AIM OF THE TASK » Restate all of the data exactly.

- - - - -

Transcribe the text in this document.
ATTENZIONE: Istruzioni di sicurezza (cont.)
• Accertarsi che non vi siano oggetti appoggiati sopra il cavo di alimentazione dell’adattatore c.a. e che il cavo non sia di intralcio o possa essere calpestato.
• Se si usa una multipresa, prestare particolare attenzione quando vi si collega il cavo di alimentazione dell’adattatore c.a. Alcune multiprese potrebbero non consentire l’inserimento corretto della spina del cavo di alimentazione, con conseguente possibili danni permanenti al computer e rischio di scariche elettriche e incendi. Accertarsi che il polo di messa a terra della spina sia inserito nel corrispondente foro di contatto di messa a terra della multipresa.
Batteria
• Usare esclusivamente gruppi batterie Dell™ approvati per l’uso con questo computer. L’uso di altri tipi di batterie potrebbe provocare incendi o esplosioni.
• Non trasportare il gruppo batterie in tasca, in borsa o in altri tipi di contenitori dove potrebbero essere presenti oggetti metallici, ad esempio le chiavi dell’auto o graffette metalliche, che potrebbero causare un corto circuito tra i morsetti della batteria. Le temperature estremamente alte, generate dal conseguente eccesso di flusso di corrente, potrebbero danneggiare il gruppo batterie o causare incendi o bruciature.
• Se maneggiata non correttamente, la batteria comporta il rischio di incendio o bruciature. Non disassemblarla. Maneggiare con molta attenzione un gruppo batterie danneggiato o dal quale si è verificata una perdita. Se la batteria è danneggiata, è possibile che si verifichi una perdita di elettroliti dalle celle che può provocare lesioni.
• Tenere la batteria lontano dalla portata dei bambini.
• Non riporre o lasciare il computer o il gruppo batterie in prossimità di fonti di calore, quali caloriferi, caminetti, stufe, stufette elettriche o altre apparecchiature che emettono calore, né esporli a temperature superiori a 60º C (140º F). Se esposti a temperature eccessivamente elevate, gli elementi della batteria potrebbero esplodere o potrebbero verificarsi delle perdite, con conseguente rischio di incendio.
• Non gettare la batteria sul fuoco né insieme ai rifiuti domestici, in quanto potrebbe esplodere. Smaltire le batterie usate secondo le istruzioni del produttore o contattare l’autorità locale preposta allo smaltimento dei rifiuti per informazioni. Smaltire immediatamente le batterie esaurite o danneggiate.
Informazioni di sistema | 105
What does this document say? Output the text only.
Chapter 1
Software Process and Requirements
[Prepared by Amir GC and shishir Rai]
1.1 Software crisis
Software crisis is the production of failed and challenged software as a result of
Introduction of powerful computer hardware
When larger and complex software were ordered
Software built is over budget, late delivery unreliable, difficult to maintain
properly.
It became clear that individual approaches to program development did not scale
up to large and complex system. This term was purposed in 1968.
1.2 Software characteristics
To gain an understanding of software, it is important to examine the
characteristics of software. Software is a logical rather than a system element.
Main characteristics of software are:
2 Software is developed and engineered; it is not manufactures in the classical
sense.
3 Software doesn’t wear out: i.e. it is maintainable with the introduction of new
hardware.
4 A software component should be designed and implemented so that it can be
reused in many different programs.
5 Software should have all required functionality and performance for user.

- - - - -

RESULT »
Transcribe the text in this document.
ATTENZIONE: Istruzioni di sicurezza (cont.)
• Accertarsi che non vi siano oggetti appoggiati sopra il cavo di alimentazione dell’adattatore c.a. e che il cavo non sia di intralcio o possa essere calpestato.
• Se si usa una multipresa, prestare particolare attenzione quando vi si collega il cavo di alimentazione dell’adattatore c.a. Alcune multiprese potrebbero non consentire l’inserimento corretto della spina del cavo di alimentazione, con conseguente possibili danni permanenti al computer e rischio di scariche elettriche e incendi. Accertarsi che il polo di messa a terra della spina sia inserito nel corrispondente foro di contatto di messa a terra della multipresa.
Batteria
• Usare esclusivamente gruppi batterie Dell™ approvati per l’uso con questo computer. L’uso di altri tipi di batterie potrebbe provocare incendi o esplosioni.
• Non trasportare il gruppo batterie in tasca, in borsa o in altri tipi di contenitori dove potrebbero essere presenti oggetti metallici, ad esempio le chiavi dell’auto o graffette metalliche, che potrebbero causare un corto circuito tra i morsetti della batteria. Le temperature estremamente alte, generate dal conseguente eccesso di flusso di corrente, potrebbero danneggiare il gruppo batterie o causare incendi o bruciature.
• Se maneggiata non correttamente, la batteria comporta il rischio di incendio o bruciature. Non disassemblarla. Maneggiare con molta attenzione un gruppo batterie danneggiato o dal quale si è verificata una perdita. Se la batteria è danneggiata, è possibile che si verifichi una perdita di elettroliti dalle celle che può provocare lesioni.
• Tenere la batteria lontano dalla portata dei bambini.
• Non riporre o lasciare il computer o il gruppo batterie in prossimità di fonti di calore, quali caloriferi, caminetti, stufe, stufette elettriche o altre apparecchiature che emettono calore, né esporli a temperature superiori a 60º C (140º F). Se esposti a temperature eccessivamente elevate, gli elementi della batteria potrebbero esplodere o potrebbero verificarsi delle perdite, con conseguente rischio di incendio.
• Non gettare la batteria sul fuoco né insieme ai rifiuti domestici, in quanto potrebbe esplodere. Smaltire le batterie usate secondo le istruzioni del produttore o contattare l’autorità locale preposta allo smaltimento dei rifiuti per informazioni. Smaltire immediatamente le batterie esaurite o danneggiate.
Informazioni di sistema | 105
What does this document say? Output the text only.
Chapter 1
Software Process and Requirements
[Prepared by Amir GC and shishir Rai]
1.1 Software crisis
Software crisis is the production of failed and challenged software as a result of
Introduction of powerful computer hardware
When larger and complex software were ordered
Software built is over budget, late delivery unreliable, difficult to maintain
properly.
It became clear that individual approaches to program development did not scale
up to large and complex system. This term was purposed in 1968.
1.2 Software characteristics
To gain an understanding of software, it is important to examine the
characteristics of software. Software is a logical rather than a system element.
Main characteristics of software are:
2 Software is developed and engineered; it is not manufactures in the classical
sense.
3 Software doesn’t wear out: i.e. it is maintainable with the introduction of new
hardware.
4 A software component should be designed and implemented so that it can be
reused in many different programs.
5 Software should have all required functionality and performance for user.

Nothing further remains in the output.